- [RECORDS FOR THE TASK]:
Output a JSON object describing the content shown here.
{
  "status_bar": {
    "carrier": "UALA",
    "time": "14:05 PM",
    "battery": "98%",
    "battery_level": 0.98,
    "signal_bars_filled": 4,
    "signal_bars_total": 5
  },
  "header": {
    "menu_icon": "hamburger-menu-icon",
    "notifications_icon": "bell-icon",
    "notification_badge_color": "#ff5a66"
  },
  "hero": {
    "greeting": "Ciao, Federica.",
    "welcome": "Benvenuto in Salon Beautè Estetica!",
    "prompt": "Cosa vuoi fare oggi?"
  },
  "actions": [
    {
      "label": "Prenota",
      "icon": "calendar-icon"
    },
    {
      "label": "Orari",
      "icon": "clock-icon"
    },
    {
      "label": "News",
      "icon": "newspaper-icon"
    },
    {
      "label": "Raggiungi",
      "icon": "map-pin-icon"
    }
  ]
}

- [WHAT THE TASK REQUIRES]:
Type out all of the material again, word for word.

- [EXPECTED ANSWER]:
Output a JSON object describing the content shown here.
{
  "status_bar": {
    "carrier": "UALA",
    "time": "14:05 PM",
    "battery": "98%",
    "battery_level": 0.98,
    "signal_bars_filled": 4,
    "signal_bars_total": 5
  },
  "header": {
    "menu_icon": "hamburger-menu-icon",
    "notifications_icon": "bell-icon",
    "notification_badge_color": "#ff5a66"
  },
  "hero": {
    "greeting": "Ciao, Federica.",
    "welcome": "Benvenuto in Salon Beautè Estetica!",
    "prompt": "Cosa vuoi fare oggi?"
  },
  "actions": [
    {
      "label": "Prenota",
      "icon": "calendar-icon"
    },
    {
      "label": "Orari",
      "icon": "clock-icon"
    },
    {
      "label": "News",
      "icon": "newspaper-icon"
    },
    {
      "label": "Raggiungi",
      "icon": "map-pin-icon"
    }
  ]
}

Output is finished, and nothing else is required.